** begin Extracted material **

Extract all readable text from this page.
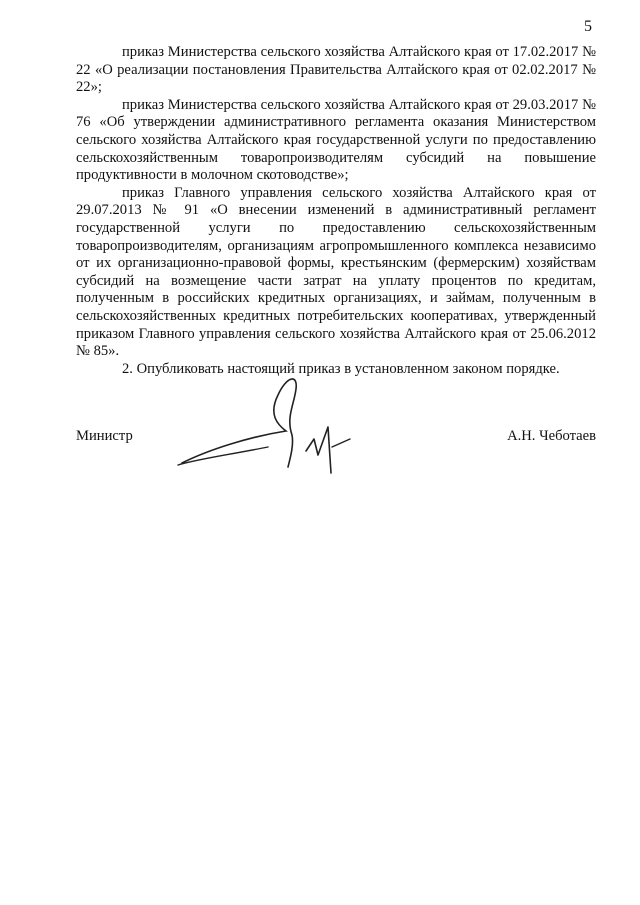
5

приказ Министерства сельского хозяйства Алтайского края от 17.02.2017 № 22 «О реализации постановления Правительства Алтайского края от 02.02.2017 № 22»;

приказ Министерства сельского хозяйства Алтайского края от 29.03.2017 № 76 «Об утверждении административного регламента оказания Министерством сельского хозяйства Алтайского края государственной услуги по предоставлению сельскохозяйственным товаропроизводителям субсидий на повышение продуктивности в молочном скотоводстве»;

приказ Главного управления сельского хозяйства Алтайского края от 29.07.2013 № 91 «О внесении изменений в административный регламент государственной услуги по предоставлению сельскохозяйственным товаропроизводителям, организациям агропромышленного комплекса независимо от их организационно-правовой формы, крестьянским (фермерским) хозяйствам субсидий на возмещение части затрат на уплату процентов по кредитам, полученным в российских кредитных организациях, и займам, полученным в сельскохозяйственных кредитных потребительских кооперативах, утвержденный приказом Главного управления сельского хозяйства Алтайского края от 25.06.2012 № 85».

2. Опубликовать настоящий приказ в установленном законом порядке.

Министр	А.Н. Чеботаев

** end Extracted material **

■ Stated exercise:
Reproduce the material above in full and without alteration, but skip all pictures.

■ Response below:
Extract all readable text from this page.
5

приказ Министерства сельского хозяйства Алтайского края от 17.02.2017 № 22 «О реализации постановления Правительства Алтайского края от 02.02.2017 № 22»;

приказ Министерства сельского хозяйства Алтайского края от 29.03.2017 № 76 «Об утверждении административного регламента оказания Министерством сельского хозяйства Алтайского края государственной услуги по предоставлению сельскохозяйственным товаропроизводителям субсидий на повышение продуктивности в молочном скотоводстве»;

приказ Главного управления сельского хозяйства Алтайского края от 29.07.2013 № 91 «О внесении изменений в административный регламент государственной услуги по предоставлению сельскохозяйственным товаропроизводителям, организациям агропромышленного комплекса независимо от их организационно-правовой формы, крестьянским (фермерским) хозяйствам субсидий на возмещение части затрат на уплату процентов по кредитам, полученным в российских кредитных организациях, и займам, полученным в сельскохозяйственных кредитных потребительских кооперативах, утвержденный приказом Главного управления сельского хозяйства Алтайского края от 25.06.2012 № 85».

2. Опубликовать настоящий приказ в установленном законом порядке.

Министр	А.Н. Чеботаев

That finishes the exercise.